> Exercise
Pick out and copy every line below that has the word "grounding".

> Task data
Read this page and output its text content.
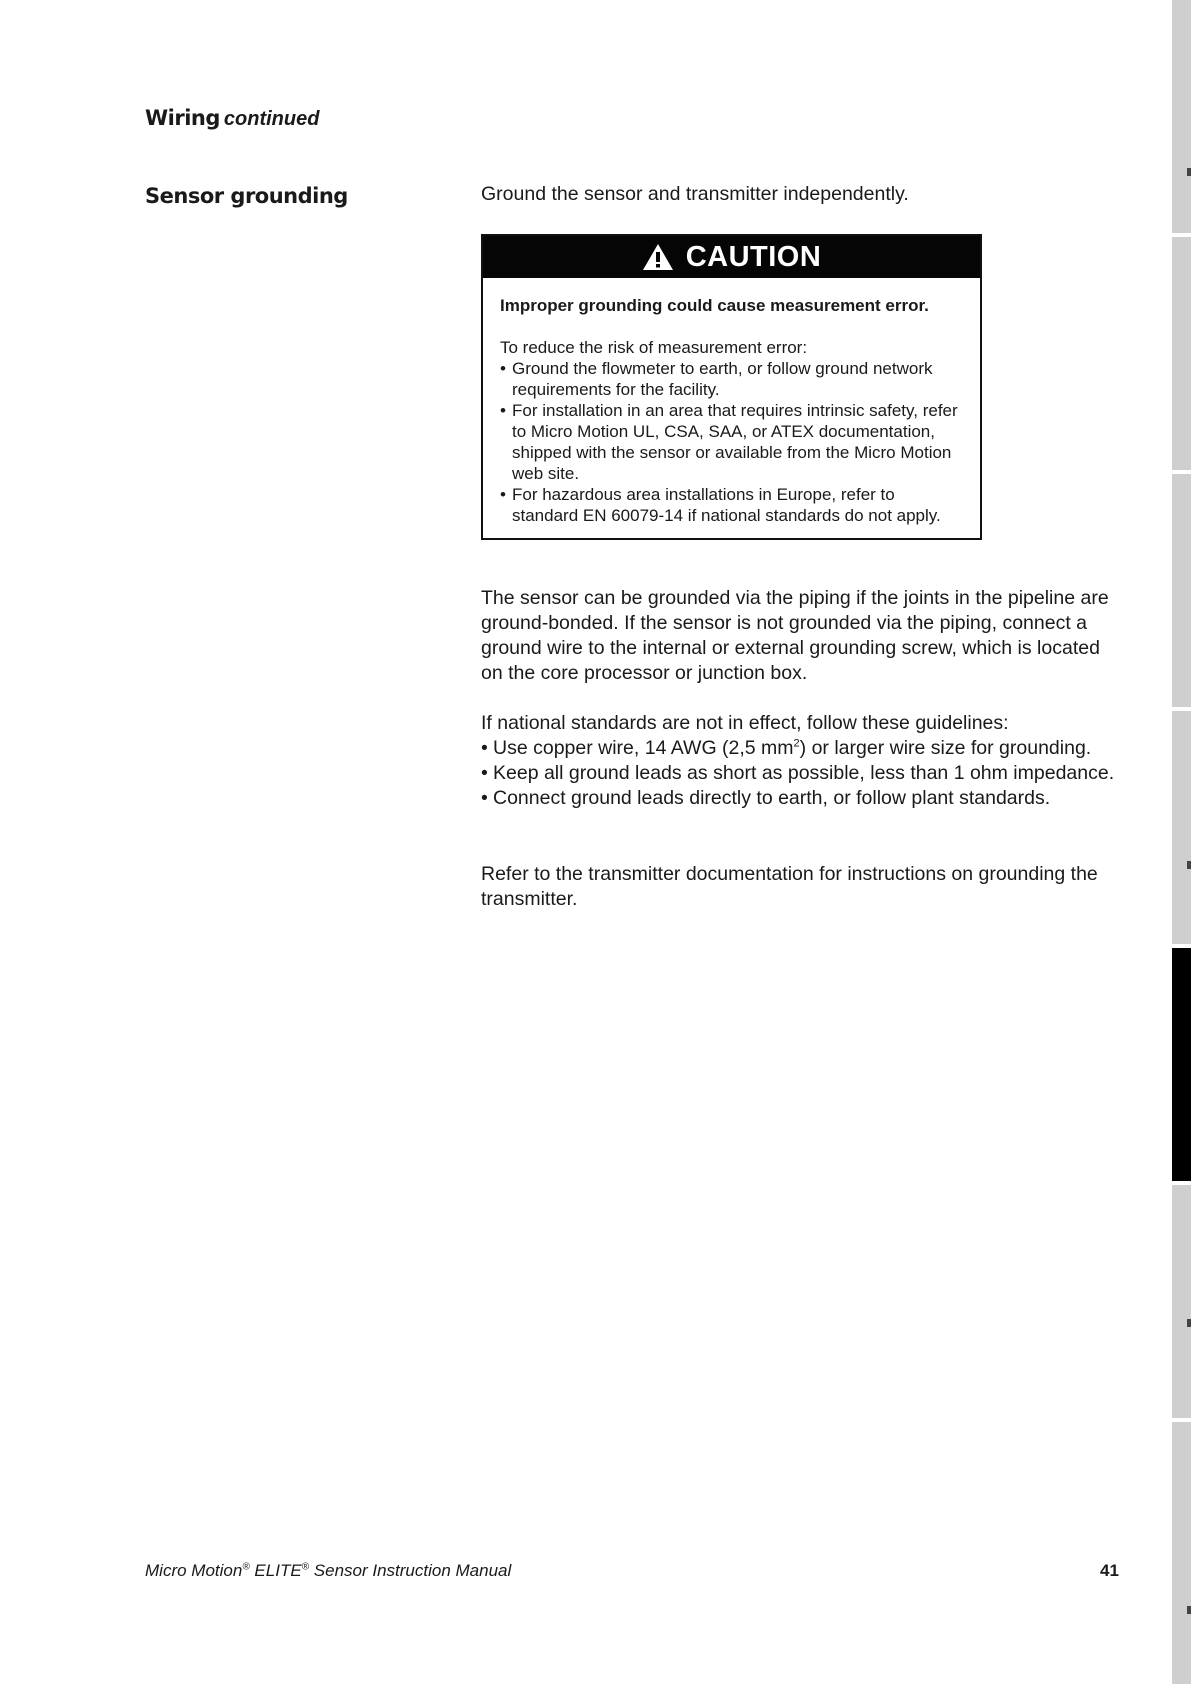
Wiring continued
Sensor grounding	Ground the sensor and transmitter independently.

CAUTION

Improper grounding could cause measurement error.

To reduce the risk of measurement error:

• Ground the flowmeter to earth, or follow ground network requirements for the facility.
• For installation in an area that requires intrinsic safety, refer to Micro Motion UL, CSA, SAA, or ATEX documentation, shipped with the sensor or available from the Micro Motion web site.
• For hazardous area installations in Europe, refer to standard EN 60079-14 if national standards do not apply.

The sensor can be grounded via the piping if the joints in the pipeline are ground-bonded. If the sensor is not grounded via the piping, connect a ground wire to the internal or external grounding screw, which is located on the core processor or junction box.

If national standards are not in effect, follow these guidelines:

• Use copper wire, 14 AWG (2,5 $mm^2$) or larger wire size for grounding.
• Keep all ground leads as short as possible, less than 1 ohm impedance.
• Connect ground leads directly to earth, or follow plant standards.

Refer to the transmitter documentation for instructions on grounding the transmitter.

Micro Motion® ELITE® Sensor Instruction Manual	41
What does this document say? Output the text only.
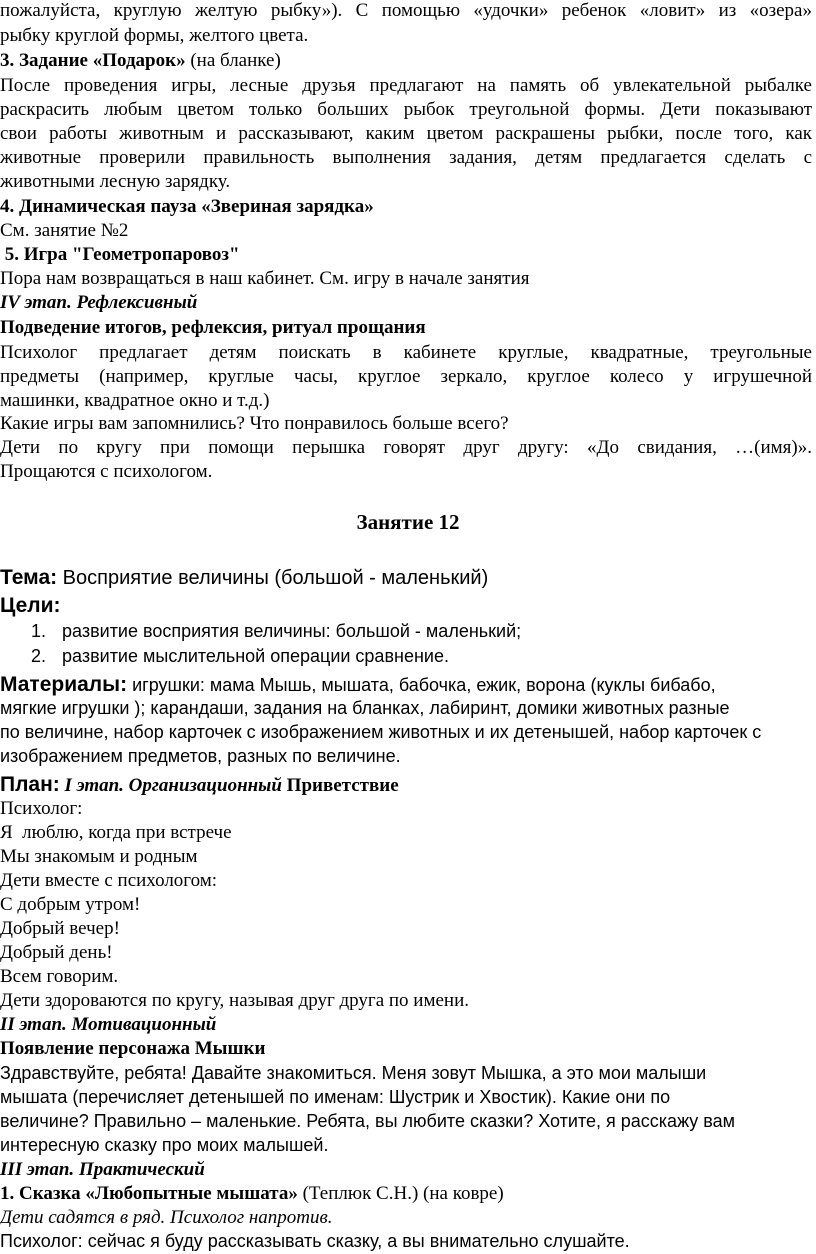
пожалуйста, круглую желтую рыбку»). С помощью «удочки» ребенок «ловит» из «озера»
рыбку круглой формы, желтого цвета.
3. Задание «Подарок» (на бланке)
После проведения игры, лесные друзья предлагают на память об увлекательной рыбалке
раскрасить любым цветом только больших рыбок треугольной формы. Дети показывают
свои работы животным и рассказывают, каким цветом раскрашены рыбки, после того, как
животные проверили правильность выполнения задания, детям предлагается сделать с
животными лесную зарядку.
4. Динамическая пауза «Звериная зарядка»
См. занятие №2
5. Игра "Геометропаровоз"
Пора нам возвращаться в наш кабинет. См. игру в начале занятия
IV этап. Рефлексивный
Подведение итогов, рефлексия, ритуал прощания
Психолог предлагает детям поискать в кабинете круглые, квадратные, треугольные
предметы (например, круглые часы, круглое зеркало, круглое колесо у игрушечной
машинки, квадратное окно и т.д.)
Какие игры вам запомнились? Что понравилось больше всего?
Дети по кругу при помощи перышка говорят друг другу: «До свидания, …(имя)».
Прощаются с психологом.
Занятие 12
Тема: Восприятие величины (большой - маленький)
Цели:
1. развитие восприятия величины: большой - маленький;
2. развитие мыслительной операции сравнение.
Материалы: игрушки: мама Мышь, мышата, бабочка, ежик, ворона (куклы бибабо,
мягкие игрушки ); карандаши, задания на бланках, лабиринт, домики животных разные
по величине, набор карточек с изображением животных и их детенышей, набор карточек с
изображением предметов, разных по величине.
План: I этап. Организационный Приветствие
Психолог:
Я  люблю, когда при встрече
Мы знакомым и родным
Дети вместе с психологом:
С добрым утром!
Добрый вечер!
Добрый день!
Всем говорим.
Дети здороваются по кругу, называя друг друга по имени.
II этап. Мотивационный
Появление персонажа Мышки
Здравствуйте, ребята! Давайте знакомиться. Меня зовут Мышка, а это мои малыши
мышата (перечисляет детенышей по именам: Шустрик и Хвостик). Какие они по
величине? Правильно – маленькие. Ребята, вы любите сказки? Хотите, я расскажу вам
интересную сказку про моих малышей.
III этап. Практический
1. Сказка «Любопытные мышата» (Теплюк С.Н.) (на ковре)
Дети садятся в ряд. Психолог напротив.
Психолог: сейчас я буду рассказывать сказку, а вы внимательно слушайте.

> Result for this task
Sensor grounding	Ground the sensor and transmitter independently.
Improper grounding could cause measurement error.
The sensor can be grounded via the piping if the joints in the pipeline are ground-bonded. If the sensor is not grounded via the piping, connect a ground wire to the internal or external grounding screw, which is located on the core processor or junction box.
• Use copper wire, 14 AWG (2,5 $mm^2$) or larger wire size for grounding.
Refer to the transmitter documentation for instructions on grounding the transmitter.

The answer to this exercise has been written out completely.